▸ YOUR GOAL: Output the data below in full, byte for byte. Nothing may differ.

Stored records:
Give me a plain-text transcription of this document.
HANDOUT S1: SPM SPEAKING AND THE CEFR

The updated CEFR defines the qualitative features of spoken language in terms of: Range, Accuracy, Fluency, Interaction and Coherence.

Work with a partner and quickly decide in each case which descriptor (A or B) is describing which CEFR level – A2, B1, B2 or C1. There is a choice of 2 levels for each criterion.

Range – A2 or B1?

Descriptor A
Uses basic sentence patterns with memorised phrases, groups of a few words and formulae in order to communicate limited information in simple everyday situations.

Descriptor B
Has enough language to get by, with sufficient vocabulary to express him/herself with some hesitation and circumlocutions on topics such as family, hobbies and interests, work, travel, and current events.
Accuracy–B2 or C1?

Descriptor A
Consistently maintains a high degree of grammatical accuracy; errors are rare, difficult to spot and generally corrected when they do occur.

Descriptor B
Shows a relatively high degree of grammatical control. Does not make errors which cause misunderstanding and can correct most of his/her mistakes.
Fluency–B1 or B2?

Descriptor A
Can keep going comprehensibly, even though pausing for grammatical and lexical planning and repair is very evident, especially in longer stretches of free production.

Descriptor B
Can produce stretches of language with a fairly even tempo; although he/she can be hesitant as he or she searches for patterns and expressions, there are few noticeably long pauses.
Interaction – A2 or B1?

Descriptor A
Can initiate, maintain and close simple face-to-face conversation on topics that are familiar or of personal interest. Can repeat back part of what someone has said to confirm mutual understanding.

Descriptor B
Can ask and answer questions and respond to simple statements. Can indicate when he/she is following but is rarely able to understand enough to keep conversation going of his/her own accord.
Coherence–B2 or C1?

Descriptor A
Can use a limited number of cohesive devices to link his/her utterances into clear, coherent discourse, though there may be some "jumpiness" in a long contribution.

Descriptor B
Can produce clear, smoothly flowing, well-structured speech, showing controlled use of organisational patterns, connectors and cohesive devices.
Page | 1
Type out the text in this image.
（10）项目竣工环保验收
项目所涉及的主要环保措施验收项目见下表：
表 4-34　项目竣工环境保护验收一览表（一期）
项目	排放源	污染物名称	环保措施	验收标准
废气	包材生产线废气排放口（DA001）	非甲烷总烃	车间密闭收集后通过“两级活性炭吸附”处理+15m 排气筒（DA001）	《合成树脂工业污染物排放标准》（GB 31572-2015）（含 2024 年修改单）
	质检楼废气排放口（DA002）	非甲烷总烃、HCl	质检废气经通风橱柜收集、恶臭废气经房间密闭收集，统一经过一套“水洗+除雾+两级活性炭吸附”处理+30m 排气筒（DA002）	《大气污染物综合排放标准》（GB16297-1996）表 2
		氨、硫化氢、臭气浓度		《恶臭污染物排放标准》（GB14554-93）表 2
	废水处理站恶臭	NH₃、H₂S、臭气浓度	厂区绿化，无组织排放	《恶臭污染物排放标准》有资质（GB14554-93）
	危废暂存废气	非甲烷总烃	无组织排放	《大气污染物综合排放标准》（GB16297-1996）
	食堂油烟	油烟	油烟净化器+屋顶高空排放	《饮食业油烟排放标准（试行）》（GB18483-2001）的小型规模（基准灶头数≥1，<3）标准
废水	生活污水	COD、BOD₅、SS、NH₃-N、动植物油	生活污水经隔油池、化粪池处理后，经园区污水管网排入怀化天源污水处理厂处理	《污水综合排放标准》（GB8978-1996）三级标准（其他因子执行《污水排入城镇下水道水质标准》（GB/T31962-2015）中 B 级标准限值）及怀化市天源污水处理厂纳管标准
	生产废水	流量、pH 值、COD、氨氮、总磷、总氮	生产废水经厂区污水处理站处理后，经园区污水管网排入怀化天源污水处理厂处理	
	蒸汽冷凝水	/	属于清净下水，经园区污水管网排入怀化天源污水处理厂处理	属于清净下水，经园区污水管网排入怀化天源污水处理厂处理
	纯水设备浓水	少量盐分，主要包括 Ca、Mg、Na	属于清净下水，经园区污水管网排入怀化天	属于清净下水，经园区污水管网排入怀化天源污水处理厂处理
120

▸ EXERCISE OUTPUT:
Give me a plain-text transcription of this document.
HANDOUT S1: SPM SPEAKING AND THE CEFR

The updated CEFR defines the qualitative features of spoken language in terms of: Range, Accuracy, Fluency, Interaction and Coherence.

Work with a partner and quickly decide in each case which descriptor (A or B) is describing which CEFR level – A2, B1, B2 or C1. There is a choice of 2 levels for each criterion.

Range – A2 or B1?

Descriptor A
Uses basic sentence patterns with memorised phrases, groups of a few words and formulae in order to communicate limited information in simple everyday situations.

Descriptor B
Has enough language to get by, with sufficient vocabulary to express him/herself with some hesitation and circumlocutions on topics such as family, hobbies and interests, work, travel, and current events.
Accuracy–B2 or C1?

Descriptor A
Consistently maintains a high degree of grammatical accuracy; errors are rare, difficult to spot and generally corrected when they do occur.

Descriptor B
Shows a relatively high degree of grammatical control. Does not make errors which cause misunderstanding and can correct most of his/her mistakes.
Fluency–B1 or B2?

Descriptor A
Can keep going comprehensibly, even though pausing for grammatical and lexical planning and repair is very evident, especially in longer stretches of free production.

Descriptor B
Can produce stretches of language with a fairly even tempo; although he/she can be hesitant as he or she searches for patterns and expressions, there are few noticeably long pauses.
Interaction – A2 or B1?

Descriptor A
Can initiate, maintain and close simple face-to-face conversation on topics that are familiar or of personal interest. Can repeat back part of what someone has said to confirm mutual understanding.

Descriptor B
Can ask and answer questions and respond to simple statements. Can indicate when he/she is following but is rarely able to understand enough to keep conversation going of his/her own accord.
Coherence–B2 or C1?

Descriptor A
Can use a limited number of cohesive devices to link his/her utterances into clear, coherent discourse, though there may be some "jumpiness" in a long contribution.

Descriptor B
Can produce clear, smoothly flowing, well-structured speech, showing controlled use of organisational patterns, connectors and cohesive devices.
Page | 1
Type out the text in this image.
（10）项目竣工环保验收
项目所涉及的主要环保措施验收项目见下表：
表 4-34　项目竣工环境保护验收一览表（一期）
项目	排放源	污染物名称	环保措施	验收标准
废气	包材生产线废气排放口（DA001）	非甲烷总烃	车间密闭收集后通过“两级活性炭吸附”处理+15m 排气筒（DA001）	《合成树脂工业污染物排放标准》（GB 31572-2015）（含 2024 年修改单）
	质检楼废气排放口（DA002）	非甲烷总烃、HCl	质检废气经通风橱柜收集、恶臭废气经房间密闭收集，统一经过一套“水洗+除雾+两级活性炭吸附”处理+30m 排气筒（DA002）	《大气污染物综合排放标准》（GB16297-1996）表 2
		氨、硫化氢、臭气浓度		《恶臭污染物排放标准》（GB14554-93）表 2
	废水处理站恶臭	NH₃、H₂S、臭气浓度	厂区绿化，无组织排放	《恶臭污染物排放标准》有资质（GB14554-93）
	危废暂存废气	非甲烷总烃	无组织排放	《大气污染物综合排放标准》（GB16297-1996）
	食堂油烟	油烟	油烟净化器+屋顶高空排放	《饮食业油烟排放标准（试行）》（GB18483-2001）的小型规模（基准灶头数≥1，<3）标准
废水	生活污水	COD、BOD₅、SS、NH₃-N、动植物油	生活污水经隔油池、化粪池处理后，经园区污水管网排入怀化天源污水处理厂处理	《污水综合排放标准》（GB8978-1996）三级标准（其他因子执行《污水排入城镇下水道水质标准》（GB/T31962-2015）中 B 级标准限值）及怀化市天源污水处理厂纳管标准
	生产废水	流量、pH 值、COD、氨氮、总磷、总氮	生产废水经厂区污水处理站处理后，经园区污水管网排入怀化天源污水处理厂处理	
	蒸汽冷凝水	/	属于清净下水，经园区污水管网排入怀化天源污水处理厂处理	属于清净下水，经园区污水管网排入怀化天源污水处理厂处理
	纯水设备浓水	少量盐分，主要包括 Ca、Mg、Na	属于清净下水，经园区污水管网排入怀化天	属于清净下水，经园区污水管网排入怀化天源污水处理厂处理
120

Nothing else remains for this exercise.